Strip the pictures and reproduce the rest of the listing exactly.

Items from a data source
/---

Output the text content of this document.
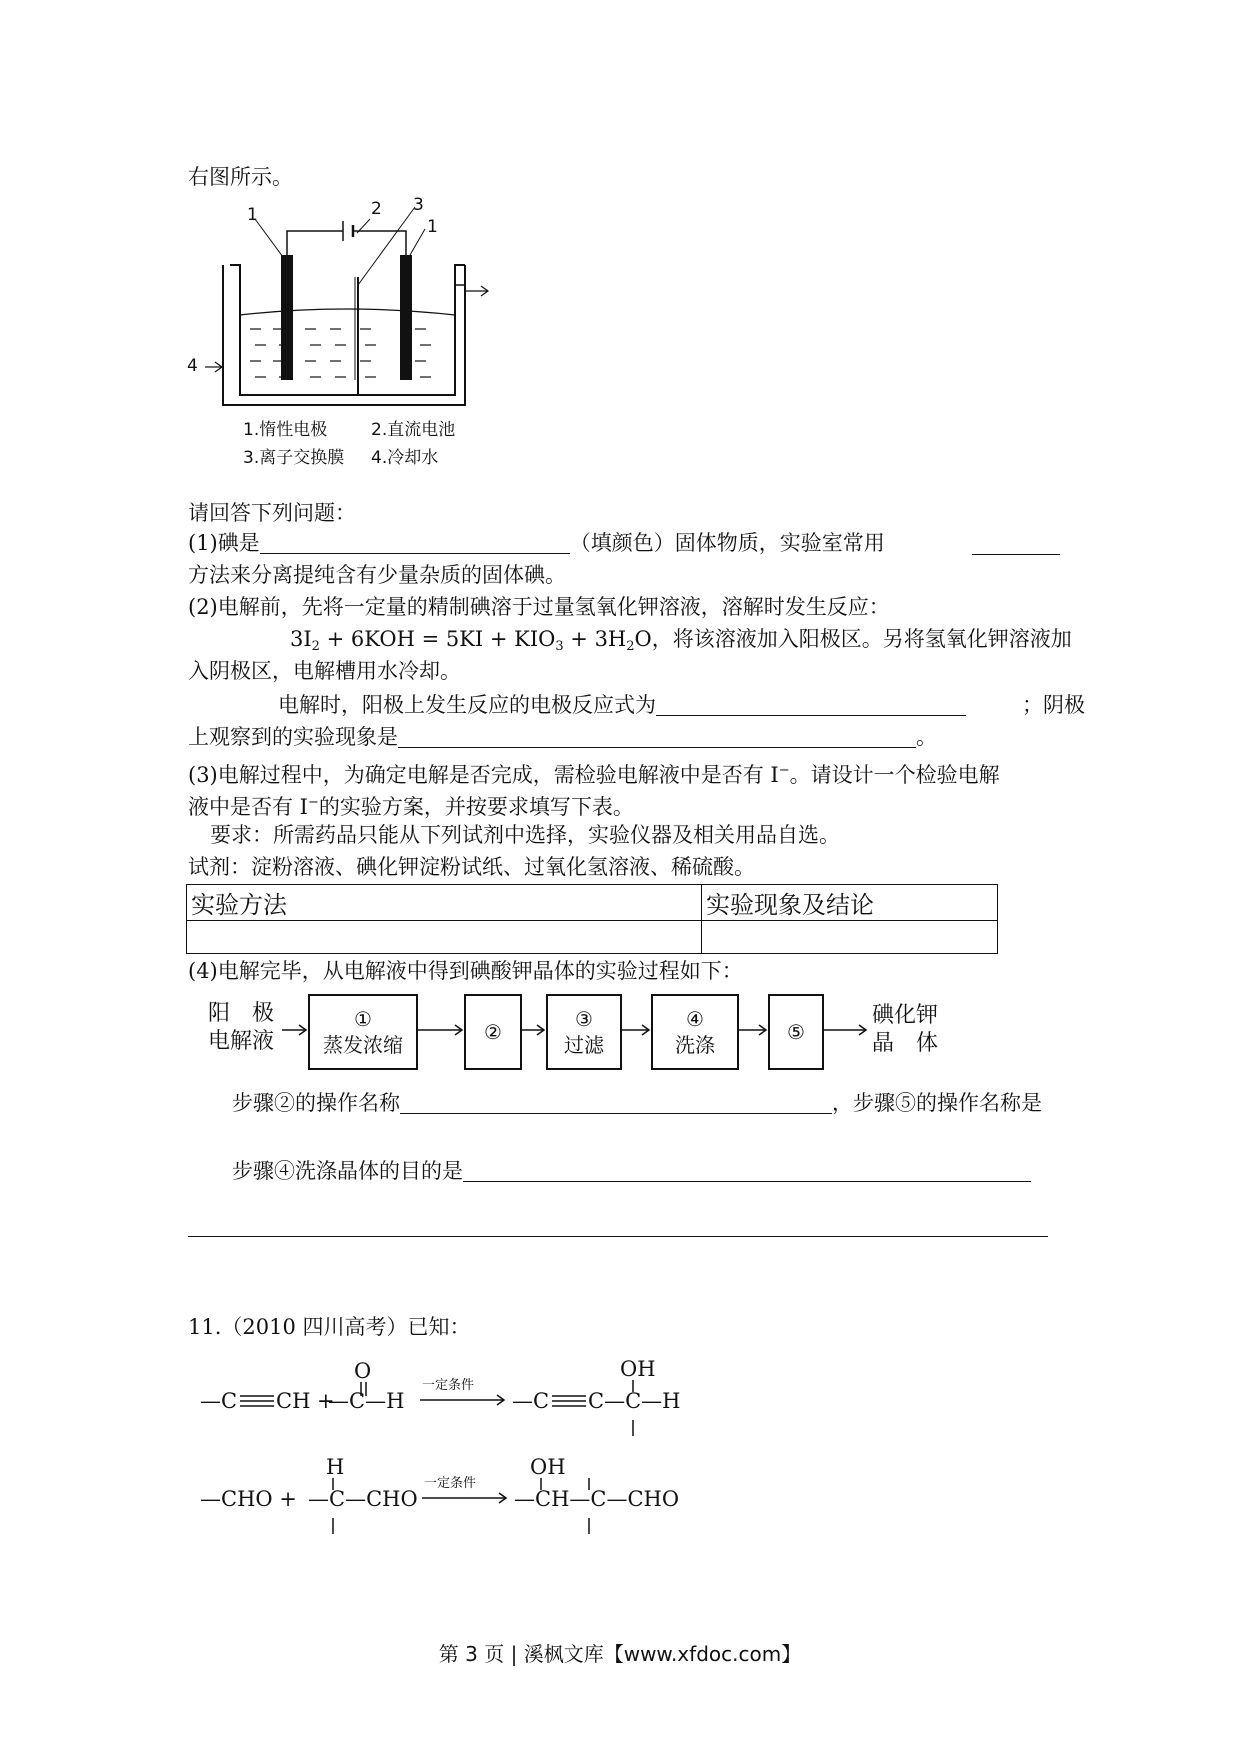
右图所示。
1
1
2 3
4
1.惰性电极	2.直流电池
3.离子交换膜 4.冷却水
请回答下列问题：
(1)碘是	（填颜色）固体物质，实验室常用
方法来分离提纯含有少量杂质的固体碘。
(2)电解前，先将一定量的精制碘溶于过量氢氧化钾溶液，溶解时发生反应：
$3I_2 + 6KOH = 5KI + KIO_3 + 3H_2O$，将该溶液加入阳极区。另将氢氧化钾溶液加
入阴极区，电解槽用水冷却。
电解时，阳极上发生反应的电极反应式为	；阴极
上观察到的实验现象是	。
(3)电解过程中，为确定电解是否完成，需检验电解液中是否有 I−。请设计一个检验电解
液中是否有 I−的实验方案，并按要求填写下表。
要求：所需药品只能从下列试剂中选择，实验仪器及相关用品自选。
试剂：淀粉溶液、碘化钾淀粉试纸、过氧化氢溶液、稀硫酸。
实验方法	实验现象及结论

(4)电解完毕，从电解液中得到碘酸钾晶体的实验过程如下：
阳　极
电解液
①
蒸发浓缩
②
③
过滤
④
洗涤
⑤
碘化钾
晶　体
步骤②的操作名称	，步骤⑤的操作名称是
步骤④洗涤晶体的目的是
11.（2010 四川高考）已知：
—C CH +
O
—C—H
一定条件
—C C—C—H
OH
—CHO +
H
—C—CHO
一定条件
OH
—CH—C—CHO
第 3 页 | 溪枫文库【www.xfdoc.com】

\---

• ANSWER BELOW
Output the text content of this document.
右图所示。
1
1
2 3
4
1.惰性电极	2.直流电池
3.离子交换膜 4.冷却水
请回答下列问题：
(1)碘是	（填颜色）固体物质，实验室常用
方法来分离提纯含有少量杂质的固体碘。
(2)电解前，先将一定量的精制碘溶于过量氢氧化钾溶液，溶解时发生反应：
$3I_2 + 6KOH = 5KI + KIO_3 + 3H_2O$，将该溶液加入阳极区。另将氢氧化钾溶液加
入阴极区，电解槽用水冷却。
电解时，阳极上发生反应的电极反应式为	；阴极
上观察到的实验现象是	。
(3)电解过程中，为确定电解是否完成，需检验电解液中是否有 I−。请设计一个检验电解
液中是否有 I−的实验方案，并按要求填写下表。
要求：所需药品只能从下列试剂中选择，实验仪器及相关用品自选。
试剂：淀粉溶液、碘化钾淀粉试纸、过氧化氢溶液、稀硫酸。
实验方法	实验现象及结论

(4)电解完毕，从电解液中得到碘酸钾晶体的实验过程如下：
阳　极
电解液
①
蒸发浓缩
②
③
过滤
④
洗涤
⑤
碘化钾
晶　体
步骤②的操作名称	，步骤⑤的操作名称是
步骤④洗涤晶体的目的是
11.（2010 四川高考）已知：
—C CH +
O
—C—H
一定条件
—C C—C—H
OH
—CHO +
H
—C—CHO
一定条件
OH
—CH—C—CHO
第 3 页 | 溪枫文库【www.xfdoc.com】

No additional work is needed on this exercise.